Your answer should be only a number: how many lines include the word "Langues".

Entries taken from a collection
○ ○ ○
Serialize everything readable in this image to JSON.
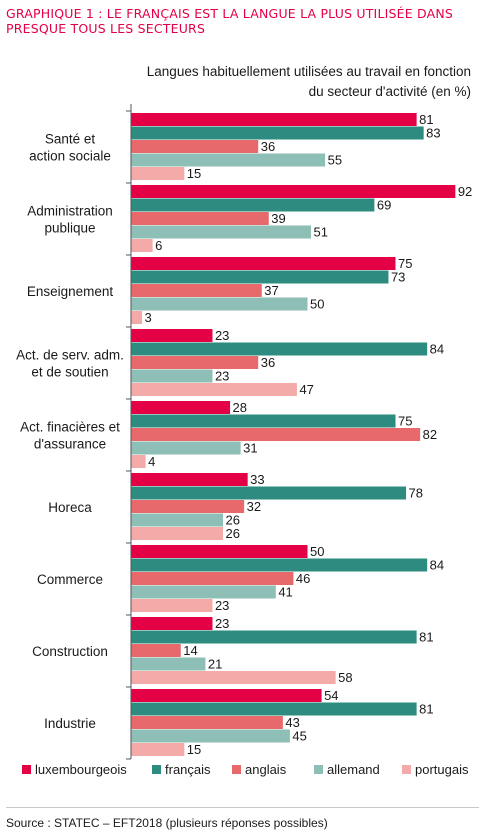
{
  "header": {
    "title": "GRAPHIQUE 1 : LE FRANÇAIS EST LA LANGUE LA PLUS UTILISÉE DANS PRESQUE TOUS LES SECTEURS",
    "subtitle_line1": "Langues habituellement utilisées au travail en fonction",
    "subtitle_line2": "du secteur d'activité (en %)"
  },
  "footer": {
    "source": "Source : STATEC – EFT2018 (plusieurs réponses possibles)"
  },
  "chart_data": {
    "type": "bar",
    "orientation": "horizontal",
    "title": "Langues habituellement utilisées au travail en fonction du secteur d'activité (en %)",
    "categories": [
      [
        "Santé et",
        "action sociale"
      ],
      [
        "Administration",
        "publique"
      ],
      [
        "Enseignement"
      ],
      [
        "Act. de serv. adm.",
        "et de soutien"
      ],
      [
        "Act. finacières et",
        "d'assurance"
      ],
      [
        "Horeca"
      ],
      [
        "Commerce"
      ],
      [
        "Construction"
      ],
      [
        "Industrie"
      ]
    ],
    "series": [
      {
        "name": "luxembourgeois",
        "color": "#e30045",
        "values": [
          81,
          92,
          75,
          23,
          28,
          33,
          50,
          23,
          54
        ]
      },
      {
        "name": "français",
        "color": "#2e8b7f",
        "values": [
          83,
          69,
          73,
          84,
          75,
          78,
          84,
          81,
          81
        ]
      },
      {
        "name": "anglais",
        "color": "#e8696b",
        "values": [
          36,
          39,
          37,
          36,
          82,
          32,
          46,
          14,
          43
        ]
      },
      {
        "name": "allemand",
        "color": "#8ebfb7",
        "values": [
          55,
          51,
          50,
          23,
          31,
          26,
          41,
          21,
          45
        ]
      },
      {
        "name": "portugais",
        "color": "#f4aaa8",
        "values": [
          15,
          6,
          3,
          47,
          4,
          26,
          23,
          58,
          15
        ]
      }
    ],
    "xlim": [
      0,
      100
    ],
    "grid": false,
    "legend_position": "bottom"
  }
}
○ ○ ○
** Exercise result **
2